> Required work
Search the material for the string "Image", then report how many lines hold it, with no other text.

[Records excerpted from a collection]

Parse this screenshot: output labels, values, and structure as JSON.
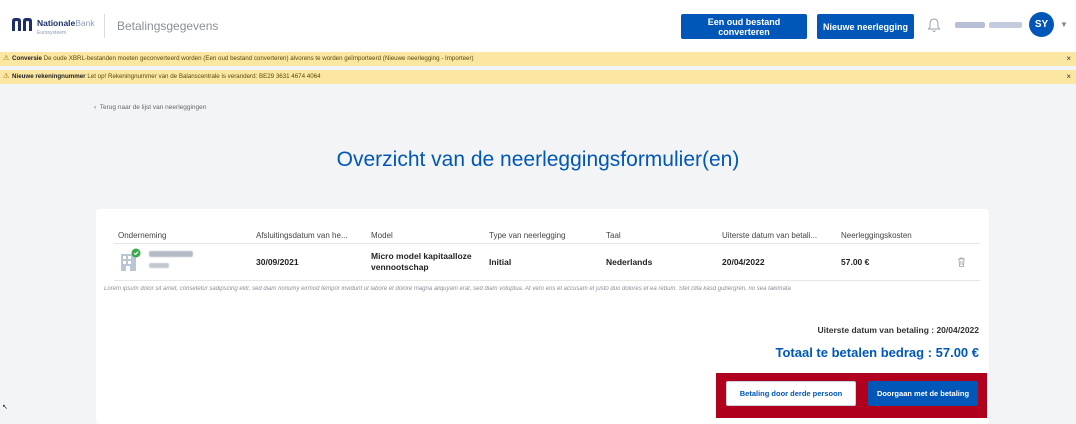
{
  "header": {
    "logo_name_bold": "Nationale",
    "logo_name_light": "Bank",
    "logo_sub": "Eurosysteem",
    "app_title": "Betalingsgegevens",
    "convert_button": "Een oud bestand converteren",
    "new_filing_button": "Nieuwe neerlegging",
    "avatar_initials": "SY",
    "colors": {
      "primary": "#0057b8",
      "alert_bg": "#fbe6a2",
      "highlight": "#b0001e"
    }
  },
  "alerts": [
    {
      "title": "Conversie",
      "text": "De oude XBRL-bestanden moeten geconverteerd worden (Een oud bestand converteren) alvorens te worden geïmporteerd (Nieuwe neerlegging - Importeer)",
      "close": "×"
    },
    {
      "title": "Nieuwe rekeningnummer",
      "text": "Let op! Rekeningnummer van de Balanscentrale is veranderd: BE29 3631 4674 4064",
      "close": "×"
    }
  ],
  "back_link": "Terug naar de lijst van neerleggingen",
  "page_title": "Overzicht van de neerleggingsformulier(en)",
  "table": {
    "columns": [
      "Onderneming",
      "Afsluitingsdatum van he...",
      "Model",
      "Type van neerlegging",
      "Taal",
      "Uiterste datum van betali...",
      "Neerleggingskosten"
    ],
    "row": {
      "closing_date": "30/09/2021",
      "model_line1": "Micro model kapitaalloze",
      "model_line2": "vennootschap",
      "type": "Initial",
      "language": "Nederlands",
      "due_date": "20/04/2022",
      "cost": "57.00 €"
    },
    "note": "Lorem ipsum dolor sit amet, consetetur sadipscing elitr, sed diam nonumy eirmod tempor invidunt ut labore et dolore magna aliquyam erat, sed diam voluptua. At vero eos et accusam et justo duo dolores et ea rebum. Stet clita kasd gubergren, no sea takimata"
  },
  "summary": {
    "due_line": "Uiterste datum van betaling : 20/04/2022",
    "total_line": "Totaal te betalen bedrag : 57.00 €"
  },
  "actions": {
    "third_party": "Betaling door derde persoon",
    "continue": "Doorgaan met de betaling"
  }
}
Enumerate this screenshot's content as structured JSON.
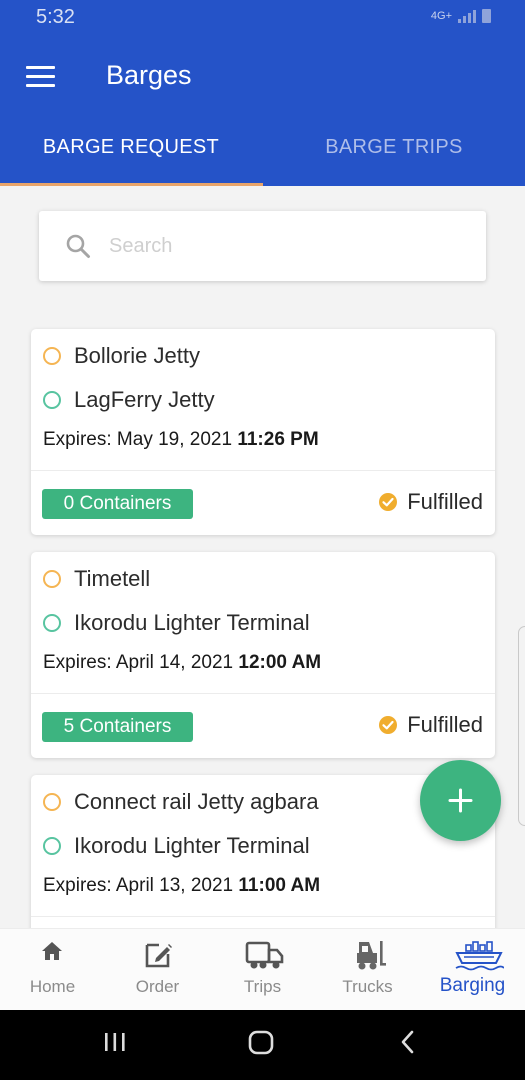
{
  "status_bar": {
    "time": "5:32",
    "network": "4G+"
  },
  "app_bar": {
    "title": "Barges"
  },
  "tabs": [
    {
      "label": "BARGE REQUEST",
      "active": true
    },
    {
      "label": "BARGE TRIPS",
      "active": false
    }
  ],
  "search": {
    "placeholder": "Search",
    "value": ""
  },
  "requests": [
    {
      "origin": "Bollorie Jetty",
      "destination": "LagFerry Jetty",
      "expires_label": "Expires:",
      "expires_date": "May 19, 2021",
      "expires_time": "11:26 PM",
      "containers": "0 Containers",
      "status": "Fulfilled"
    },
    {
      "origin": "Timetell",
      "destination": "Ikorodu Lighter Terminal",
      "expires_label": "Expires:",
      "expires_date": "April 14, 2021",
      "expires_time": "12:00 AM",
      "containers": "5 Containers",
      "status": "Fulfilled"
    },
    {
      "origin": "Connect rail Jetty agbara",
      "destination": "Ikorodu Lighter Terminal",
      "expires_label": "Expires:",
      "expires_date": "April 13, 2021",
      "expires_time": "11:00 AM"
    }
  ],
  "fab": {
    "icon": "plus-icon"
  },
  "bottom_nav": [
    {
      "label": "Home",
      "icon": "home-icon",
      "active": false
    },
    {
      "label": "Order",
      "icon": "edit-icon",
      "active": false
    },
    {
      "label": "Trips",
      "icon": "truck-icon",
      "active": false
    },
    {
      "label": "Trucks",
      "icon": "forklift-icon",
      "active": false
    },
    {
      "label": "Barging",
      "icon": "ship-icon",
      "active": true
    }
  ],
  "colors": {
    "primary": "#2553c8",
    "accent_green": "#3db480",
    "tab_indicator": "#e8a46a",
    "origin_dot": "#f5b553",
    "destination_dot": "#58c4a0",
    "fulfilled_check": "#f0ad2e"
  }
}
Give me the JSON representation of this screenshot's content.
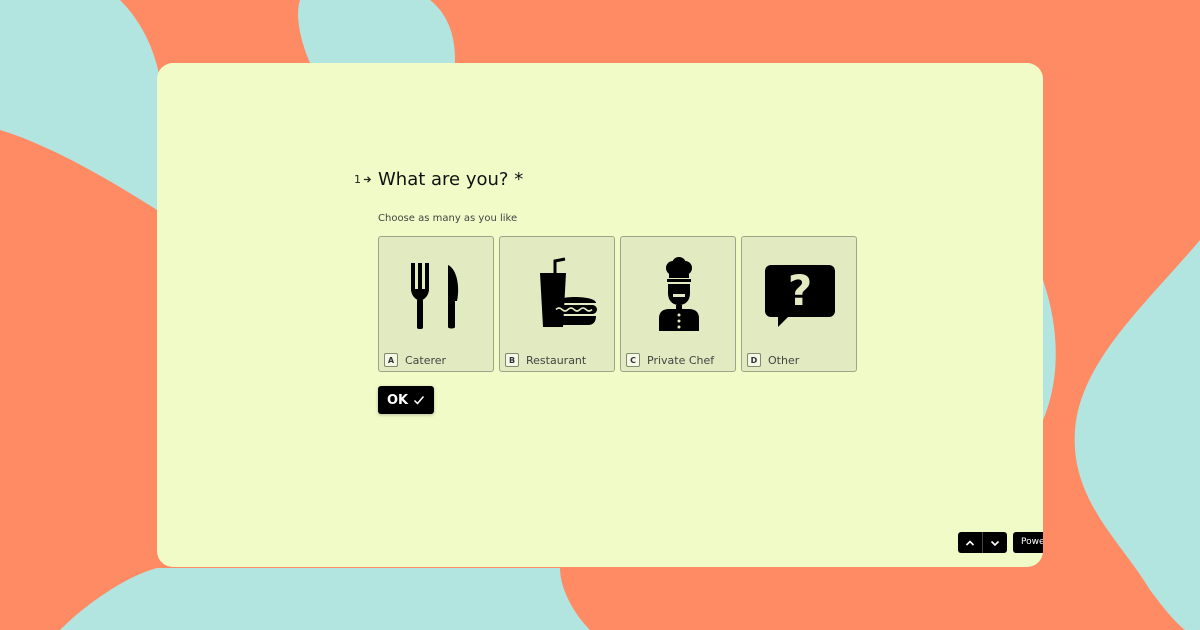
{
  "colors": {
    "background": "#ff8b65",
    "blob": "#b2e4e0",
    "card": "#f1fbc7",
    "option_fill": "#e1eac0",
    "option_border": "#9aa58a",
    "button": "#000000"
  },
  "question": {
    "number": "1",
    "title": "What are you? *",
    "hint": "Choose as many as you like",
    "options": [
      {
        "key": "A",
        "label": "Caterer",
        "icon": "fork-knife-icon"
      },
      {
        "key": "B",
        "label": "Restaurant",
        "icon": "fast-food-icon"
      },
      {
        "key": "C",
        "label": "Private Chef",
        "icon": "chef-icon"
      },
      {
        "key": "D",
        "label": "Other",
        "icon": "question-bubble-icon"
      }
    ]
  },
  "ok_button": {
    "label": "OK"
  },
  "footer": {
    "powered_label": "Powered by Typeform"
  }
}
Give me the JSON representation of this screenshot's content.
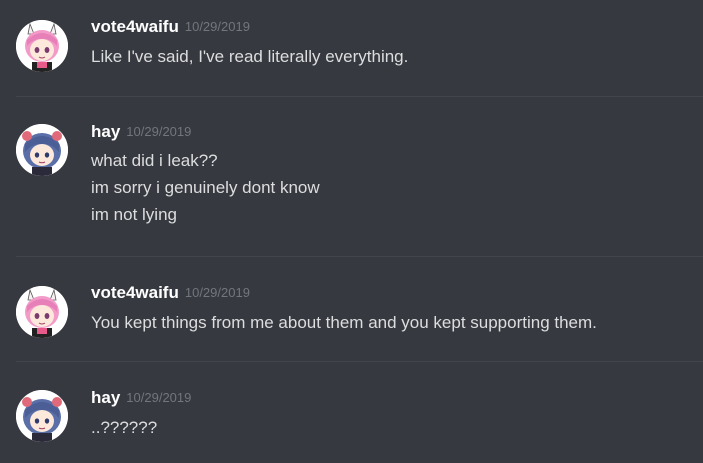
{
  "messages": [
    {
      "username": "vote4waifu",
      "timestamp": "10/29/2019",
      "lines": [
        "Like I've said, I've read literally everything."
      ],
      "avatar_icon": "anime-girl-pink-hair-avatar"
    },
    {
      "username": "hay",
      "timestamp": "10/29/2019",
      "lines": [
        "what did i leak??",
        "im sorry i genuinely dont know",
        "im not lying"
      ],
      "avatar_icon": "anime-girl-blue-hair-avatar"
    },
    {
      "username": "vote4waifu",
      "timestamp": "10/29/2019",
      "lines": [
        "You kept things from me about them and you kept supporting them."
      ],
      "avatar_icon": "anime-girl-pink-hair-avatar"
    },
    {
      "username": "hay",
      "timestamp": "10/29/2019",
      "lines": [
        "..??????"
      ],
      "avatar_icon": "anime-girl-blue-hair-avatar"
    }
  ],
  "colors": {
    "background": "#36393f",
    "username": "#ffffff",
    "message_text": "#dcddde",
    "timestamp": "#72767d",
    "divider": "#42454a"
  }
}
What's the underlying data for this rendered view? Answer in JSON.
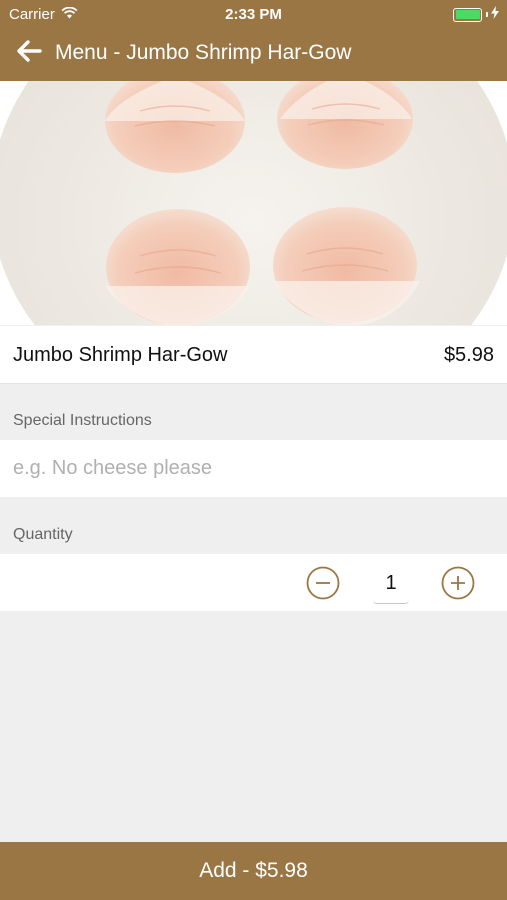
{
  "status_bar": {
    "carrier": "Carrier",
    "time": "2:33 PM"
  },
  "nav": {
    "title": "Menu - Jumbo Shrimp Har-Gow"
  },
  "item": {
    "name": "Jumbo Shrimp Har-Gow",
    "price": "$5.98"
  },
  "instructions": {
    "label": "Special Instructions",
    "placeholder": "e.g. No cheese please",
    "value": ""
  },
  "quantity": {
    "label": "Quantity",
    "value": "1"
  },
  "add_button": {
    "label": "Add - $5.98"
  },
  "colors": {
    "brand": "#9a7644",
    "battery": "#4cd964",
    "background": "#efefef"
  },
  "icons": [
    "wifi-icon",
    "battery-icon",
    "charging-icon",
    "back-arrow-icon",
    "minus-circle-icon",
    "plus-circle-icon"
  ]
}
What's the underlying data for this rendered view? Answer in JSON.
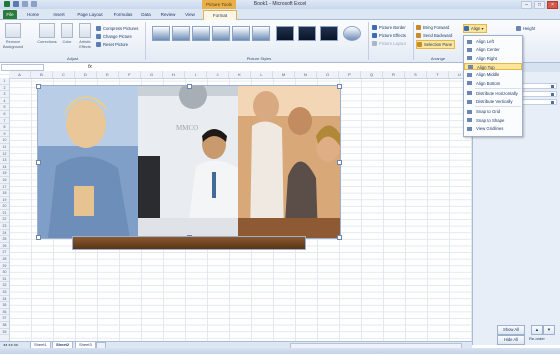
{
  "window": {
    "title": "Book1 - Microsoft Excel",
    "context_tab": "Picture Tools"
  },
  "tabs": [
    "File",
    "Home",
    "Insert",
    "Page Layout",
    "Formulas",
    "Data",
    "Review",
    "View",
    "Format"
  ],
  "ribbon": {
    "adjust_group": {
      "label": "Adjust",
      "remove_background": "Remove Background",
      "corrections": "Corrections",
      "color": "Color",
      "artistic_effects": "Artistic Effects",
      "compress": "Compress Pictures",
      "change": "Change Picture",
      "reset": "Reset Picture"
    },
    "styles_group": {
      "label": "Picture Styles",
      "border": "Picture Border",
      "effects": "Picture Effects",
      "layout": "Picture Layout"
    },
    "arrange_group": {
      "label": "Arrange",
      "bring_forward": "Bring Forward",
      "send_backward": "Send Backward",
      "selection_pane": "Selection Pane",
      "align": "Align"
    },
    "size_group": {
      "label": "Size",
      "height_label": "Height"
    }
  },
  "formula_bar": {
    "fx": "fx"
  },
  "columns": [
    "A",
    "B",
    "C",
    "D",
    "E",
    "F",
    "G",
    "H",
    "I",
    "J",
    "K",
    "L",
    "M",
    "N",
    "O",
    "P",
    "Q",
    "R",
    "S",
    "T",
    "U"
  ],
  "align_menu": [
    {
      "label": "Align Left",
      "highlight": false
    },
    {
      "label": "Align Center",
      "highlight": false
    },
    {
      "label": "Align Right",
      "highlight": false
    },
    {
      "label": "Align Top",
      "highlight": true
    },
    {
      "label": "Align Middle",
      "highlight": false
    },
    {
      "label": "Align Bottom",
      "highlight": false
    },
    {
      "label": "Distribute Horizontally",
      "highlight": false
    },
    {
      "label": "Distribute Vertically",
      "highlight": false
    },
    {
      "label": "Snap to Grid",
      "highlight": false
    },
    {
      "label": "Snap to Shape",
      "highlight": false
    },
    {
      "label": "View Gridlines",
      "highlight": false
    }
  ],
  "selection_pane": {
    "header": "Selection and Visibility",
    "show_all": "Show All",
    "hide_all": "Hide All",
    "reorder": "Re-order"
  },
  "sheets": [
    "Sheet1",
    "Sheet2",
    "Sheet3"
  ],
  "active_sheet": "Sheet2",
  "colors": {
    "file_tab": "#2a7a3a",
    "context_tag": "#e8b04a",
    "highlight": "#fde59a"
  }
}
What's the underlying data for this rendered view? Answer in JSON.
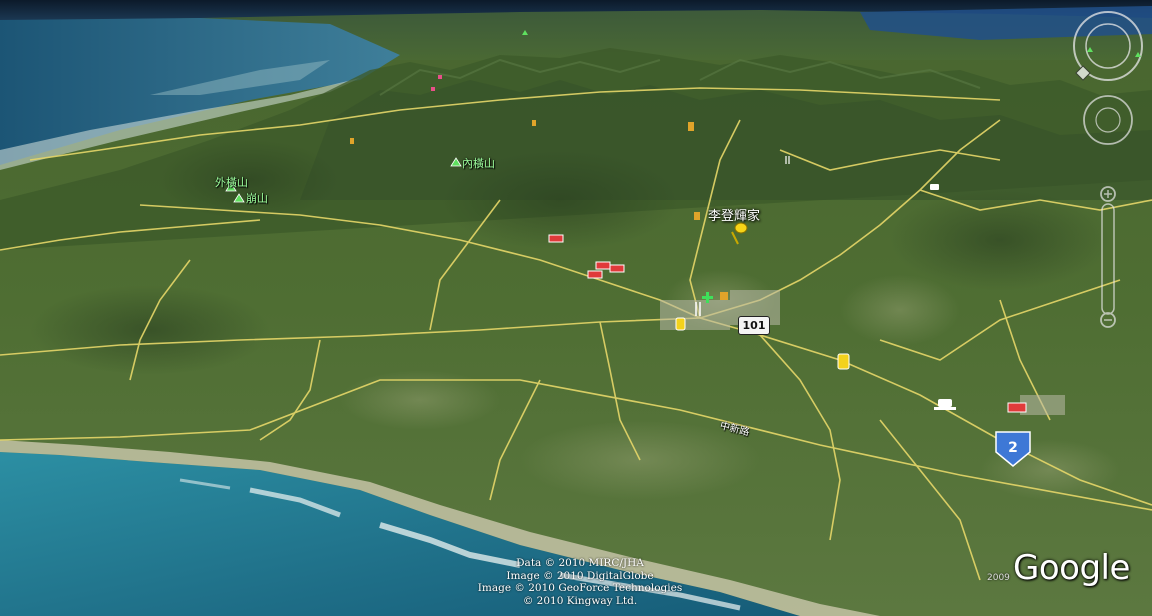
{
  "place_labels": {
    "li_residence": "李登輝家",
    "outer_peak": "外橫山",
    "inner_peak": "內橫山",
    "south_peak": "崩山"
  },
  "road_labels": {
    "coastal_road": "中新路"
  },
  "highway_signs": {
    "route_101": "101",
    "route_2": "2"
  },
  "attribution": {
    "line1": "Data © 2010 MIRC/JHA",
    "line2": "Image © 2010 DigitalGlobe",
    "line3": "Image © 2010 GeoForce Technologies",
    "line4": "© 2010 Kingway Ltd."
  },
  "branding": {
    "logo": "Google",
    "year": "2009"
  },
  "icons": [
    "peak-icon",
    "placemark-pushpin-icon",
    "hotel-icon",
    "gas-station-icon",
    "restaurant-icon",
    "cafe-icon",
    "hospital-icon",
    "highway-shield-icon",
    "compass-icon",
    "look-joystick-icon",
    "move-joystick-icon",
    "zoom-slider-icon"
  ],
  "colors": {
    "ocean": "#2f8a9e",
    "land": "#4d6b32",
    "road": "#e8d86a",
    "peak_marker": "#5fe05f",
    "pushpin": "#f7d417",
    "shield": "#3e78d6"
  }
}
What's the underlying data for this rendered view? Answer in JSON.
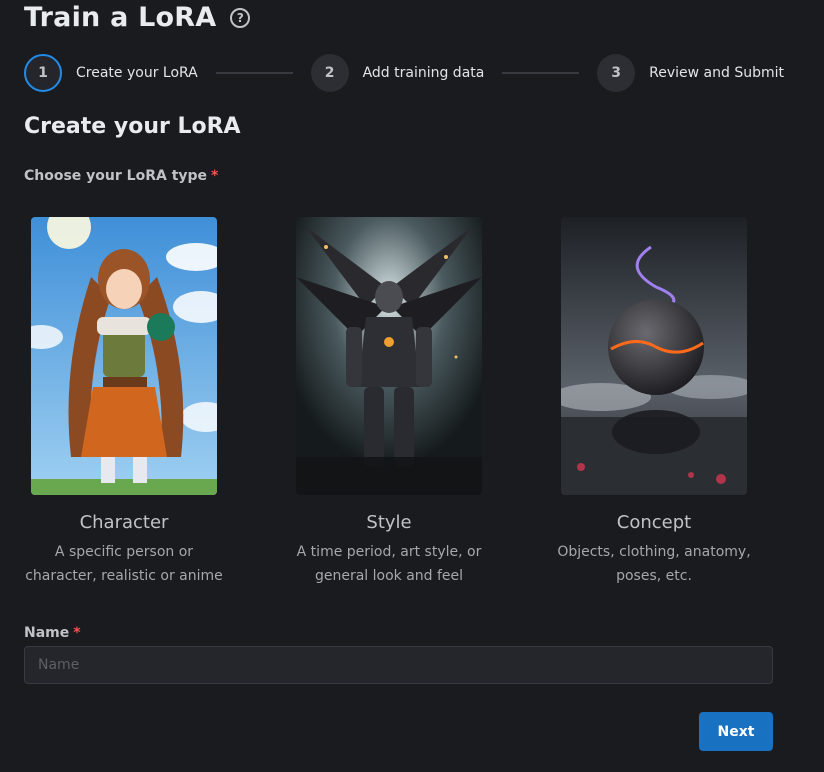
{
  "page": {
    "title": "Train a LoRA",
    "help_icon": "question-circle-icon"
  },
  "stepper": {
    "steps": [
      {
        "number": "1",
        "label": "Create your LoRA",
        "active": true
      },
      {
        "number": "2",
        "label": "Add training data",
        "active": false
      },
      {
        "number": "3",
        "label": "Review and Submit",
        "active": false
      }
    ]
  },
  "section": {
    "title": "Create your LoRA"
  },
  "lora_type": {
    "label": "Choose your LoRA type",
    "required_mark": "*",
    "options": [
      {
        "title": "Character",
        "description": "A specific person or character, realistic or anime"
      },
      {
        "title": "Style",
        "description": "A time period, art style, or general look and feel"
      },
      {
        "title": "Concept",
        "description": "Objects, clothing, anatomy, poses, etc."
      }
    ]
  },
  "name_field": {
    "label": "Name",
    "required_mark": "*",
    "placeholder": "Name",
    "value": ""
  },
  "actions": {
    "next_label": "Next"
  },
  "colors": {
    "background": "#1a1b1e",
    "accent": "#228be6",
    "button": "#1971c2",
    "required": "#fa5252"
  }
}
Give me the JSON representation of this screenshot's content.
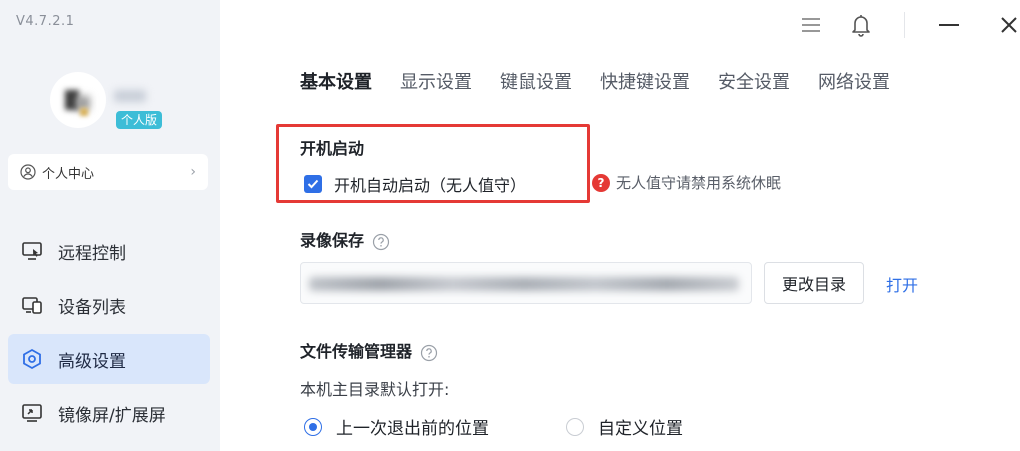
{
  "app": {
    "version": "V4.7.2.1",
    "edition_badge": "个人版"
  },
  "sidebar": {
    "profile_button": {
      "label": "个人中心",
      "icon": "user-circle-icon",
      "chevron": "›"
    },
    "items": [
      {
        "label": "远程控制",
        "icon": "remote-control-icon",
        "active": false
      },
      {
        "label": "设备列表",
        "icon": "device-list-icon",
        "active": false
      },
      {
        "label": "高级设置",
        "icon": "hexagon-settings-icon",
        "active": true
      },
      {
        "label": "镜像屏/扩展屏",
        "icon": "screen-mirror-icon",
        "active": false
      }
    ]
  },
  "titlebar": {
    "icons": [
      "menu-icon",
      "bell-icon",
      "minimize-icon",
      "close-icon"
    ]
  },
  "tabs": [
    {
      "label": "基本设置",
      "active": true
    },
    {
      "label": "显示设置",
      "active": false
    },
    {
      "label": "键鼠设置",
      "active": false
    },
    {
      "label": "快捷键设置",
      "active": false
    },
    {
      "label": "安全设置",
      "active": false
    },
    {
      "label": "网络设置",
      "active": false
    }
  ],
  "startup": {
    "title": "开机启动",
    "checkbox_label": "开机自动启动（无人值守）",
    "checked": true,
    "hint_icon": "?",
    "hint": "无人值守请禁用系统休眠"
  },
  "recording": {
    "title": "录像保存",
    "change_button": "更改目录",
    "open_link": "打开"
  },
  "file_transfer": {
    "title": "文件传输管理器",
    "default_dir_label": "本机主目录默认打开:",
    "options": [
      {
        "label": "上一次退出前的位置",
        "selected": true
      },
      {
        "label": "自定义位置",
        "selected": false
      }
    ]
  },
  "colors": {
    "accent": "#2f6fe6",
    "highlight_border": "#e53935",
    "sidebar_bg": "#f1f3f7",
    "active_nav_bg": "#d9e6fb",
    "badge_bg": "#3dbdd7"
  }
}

> Written solution
2